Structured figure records

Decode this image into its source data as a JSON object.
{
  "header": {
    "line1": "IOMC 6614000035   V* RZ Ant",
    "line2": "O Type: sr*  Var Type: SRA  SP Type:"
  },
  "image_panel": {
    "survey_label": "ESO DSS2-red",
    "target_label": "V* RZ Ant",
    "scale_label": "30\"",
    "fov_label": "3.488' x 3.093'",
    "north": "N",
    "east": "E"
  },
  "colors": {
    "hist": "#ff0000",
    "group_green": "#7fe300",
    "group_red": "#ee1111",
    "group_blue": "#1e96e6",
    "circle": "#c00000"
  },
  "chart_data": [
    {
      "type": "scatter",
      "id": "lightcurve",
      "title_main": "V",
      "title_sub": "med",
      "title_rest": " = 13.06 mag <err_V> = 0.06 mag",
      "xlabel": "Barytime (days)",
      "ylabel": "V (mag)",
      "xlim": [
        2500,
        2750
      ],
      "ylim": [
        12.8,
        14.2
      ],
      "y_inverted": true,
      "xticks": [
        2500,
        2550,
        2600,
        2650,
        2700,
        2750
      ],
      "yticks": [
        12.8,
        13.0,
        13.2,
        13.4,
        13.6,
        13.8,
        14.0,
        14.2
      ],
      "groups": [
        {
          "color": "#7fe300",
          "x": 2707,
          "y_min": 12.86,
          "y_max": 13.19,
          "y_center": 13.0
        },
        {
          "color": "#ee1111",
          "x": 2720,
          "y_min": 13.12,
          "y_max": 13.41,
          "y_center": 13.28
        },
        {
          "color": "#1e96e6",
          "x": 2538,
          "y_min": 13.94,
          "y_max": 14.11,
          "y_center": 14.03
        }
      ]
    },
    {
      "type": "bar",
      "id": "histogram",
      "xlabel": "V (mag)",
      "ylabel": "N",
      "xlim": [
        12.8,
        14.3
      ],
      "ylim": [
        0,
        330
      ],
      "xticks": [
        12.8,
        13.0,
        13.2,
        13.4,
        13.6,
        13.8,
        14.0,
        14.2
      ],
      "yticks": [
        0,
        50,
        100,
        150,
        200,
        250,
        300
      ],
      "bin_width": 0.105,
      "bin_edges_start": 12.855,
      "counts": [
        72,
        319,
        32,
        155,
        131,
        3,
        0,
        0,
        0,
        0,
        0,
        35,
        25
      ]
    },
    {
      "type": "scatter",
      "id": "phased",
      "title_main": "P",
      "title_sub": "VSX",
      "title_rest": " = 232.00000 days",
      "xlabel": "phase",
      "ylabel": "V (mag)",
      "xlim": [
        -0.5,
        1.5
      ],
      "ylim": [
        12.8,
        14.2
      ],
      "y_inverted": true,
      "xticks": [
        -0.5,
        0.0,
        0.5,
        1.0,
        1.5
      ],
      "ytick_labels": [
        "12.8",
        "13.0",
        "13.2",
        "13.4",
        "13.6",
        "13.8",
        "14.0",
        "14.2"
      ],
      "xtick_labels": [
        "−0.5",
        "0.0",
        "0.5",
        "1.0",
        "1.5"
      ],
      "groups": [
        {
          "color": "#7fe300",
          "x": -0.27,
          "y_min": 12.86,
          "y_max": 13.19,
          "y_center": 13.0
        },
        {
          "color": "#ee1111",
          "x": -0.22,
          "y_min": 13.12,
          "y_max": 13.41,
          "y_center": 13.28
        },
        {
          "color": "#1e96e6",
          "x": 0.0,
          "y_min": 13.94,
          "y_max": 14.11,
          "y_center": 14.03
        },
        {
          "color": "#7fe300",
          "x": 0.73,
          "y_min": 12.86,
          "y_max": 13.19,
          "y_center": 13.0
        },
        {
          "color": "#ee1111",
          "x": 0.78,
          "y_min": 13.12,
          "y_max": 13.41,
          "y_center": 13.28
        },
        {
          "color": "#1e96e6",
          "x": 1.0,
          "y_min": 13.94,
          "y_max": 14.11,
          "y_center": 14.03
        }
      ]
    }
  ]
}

What you are asked to do: Your task is to repeat every line exactly.

Task output:
Decode this image into its source data as a JSON object.
{
  "header": {
    "line1": "IOMC 6614000035   V* RZ Ant",
    "line2": "O Type: sr*  Var Type: SRA  SP Type:"
  },
  "image_panel": {
    "survey_label": "ESO DSS2-red",
    "target_label": "V* RZ Ant",
    "scale_label": "30\"",
    "fov_label": "3.488' x 3.093'",
    "north": "N",
    "east": "E"
  },
  "colors": {
    "hist": "#ff0000",
    "group_green": "#7fe300",
    "group_red": "#ee1111",
    "group_blue": "#1e96e6",
    "circle": "#c00000"
  },
  "chart_data": [
    {
      "type": "scatter",
      "id": "lightcurve",
      "title_main": "V",
      "title_sub": "med",
      "title_rest": " = 13.06 mag <err_V> = 0.06 mag",
      "xlabel": "Barytime (days)",
      "ylabel": "V (mag)",
      "xlim": [
        2500,
        2750
      ],
      "ylim": [
        12.8,
        14.2
      ],
      "y_inverted": true,
      "xticks": [
        2500,
        2550,
        2600,
        2650,
        2700,
        2750
      ],
      "yticks": [
        12.8,
        13.0,
        13.2,
        13.4,
        13.6,
        13.8,
        14.0,
        14.2
      ],
      "groups": [
        {
          "color": "#7fe300",
          "x": 2707,
          "y_min": 12.86,
          "y_max": 13.19,
          "y_center": 13.0
        },
        {
          "color": "#ee1111",
          "x": 2720,
          "y_min": 13.12,
          "y_max": 13.41,
          "y_center": 13.28
        },
        {
          "color": "#1e96e6",
          "x": 2538,
          "y_min": 13.94,
          "y_max": 14.11,
          "y_center": 14.03
        }
      ]
    },
    {
      "type": "bar",
      "id": "histogram",
      "xlabel": "V (mag)",
      "ylabel": "N",
      "xlim": [
        12.8,
        14.3
      ],
      "ylim": [
        0,
        330
      ],
      "xticks": [
        12.8,
        13.0,
        13.2,
        13.4,
        13.6,
        13.8,
        14.0,
        14.2
      ],
      "yticks": [
        0,
        50,
        100,
        150,
        200,
        250,
        300
      ],
      "bin_width": 0.105,
      "bin_edges_start": 12.855,
      "counts": [
        72,
        319,
        32,
        155,
        131,
        3,
        0,
        0,
        0,
        0,
        0,
        35,
        25
      ]
    },
    {
      "type": "scatter",
      "id": "phased",
      "title_main": "P",
      "title_sub": "VSX",
      "title_rest": " = 232.00000 days",
      "xlabel": "phase",
      "ylabel": "V (mag)",
      "xlim": [
        -0.5,
        1.5
      ],
      "ylim": [
        12.8,
        14.2
      ],
      "y_inverted": true,
      "xticks": [
        -0.5,
        0.0,
        0.5,
        1.0,
        1.5
      ],
      "ytick_labels": [
        "12.8",
        "13.0",
        "13.2",
        "13.4",
        "13.6",
        "13.8",
        "14.0",
        "14.2"
      ],
      "xtick_labels": [
        "−0.5",
        "0.0",
        "0.5",
        "1.0",
        "1.5"
      ],
      "groups": [
        {
          "color": "#7fe300",
          "x": -0.27,
          "y_min": 12.86,
          "y_max": 13.19,
          "y_center": 13.0
        },
        {
          "color": "#ee1111",
          "x": -0.22,
          "y_min": 13.12,
          "y_max": 13.41,
          "y_center": 13.28
        },
        {
          "color": "#1e96e6",
          "x": 0.0,
          "y_min": 13.94,
          "y_max": 14.11,
          "y_center": 14.03
        },
        {
          "color": "#7fe300",
          "x": 0.73,
          "y_min": 12.86,
          "y_max": 13.19,
          "y_center": 13.0
        },
        {
          "color": "#ee1111",
          "x": 0.78,
          "y_min": 13.12,
          "y_max": 13.41,
          "y_center": 13.28
        },
        {
          "color": "#1e96e6",
          "x": 1.0,
          "y_min": 13.94,
          "y_max": 14.11,
          "y_center": 14.03
        }
      ]
    }
  ]
}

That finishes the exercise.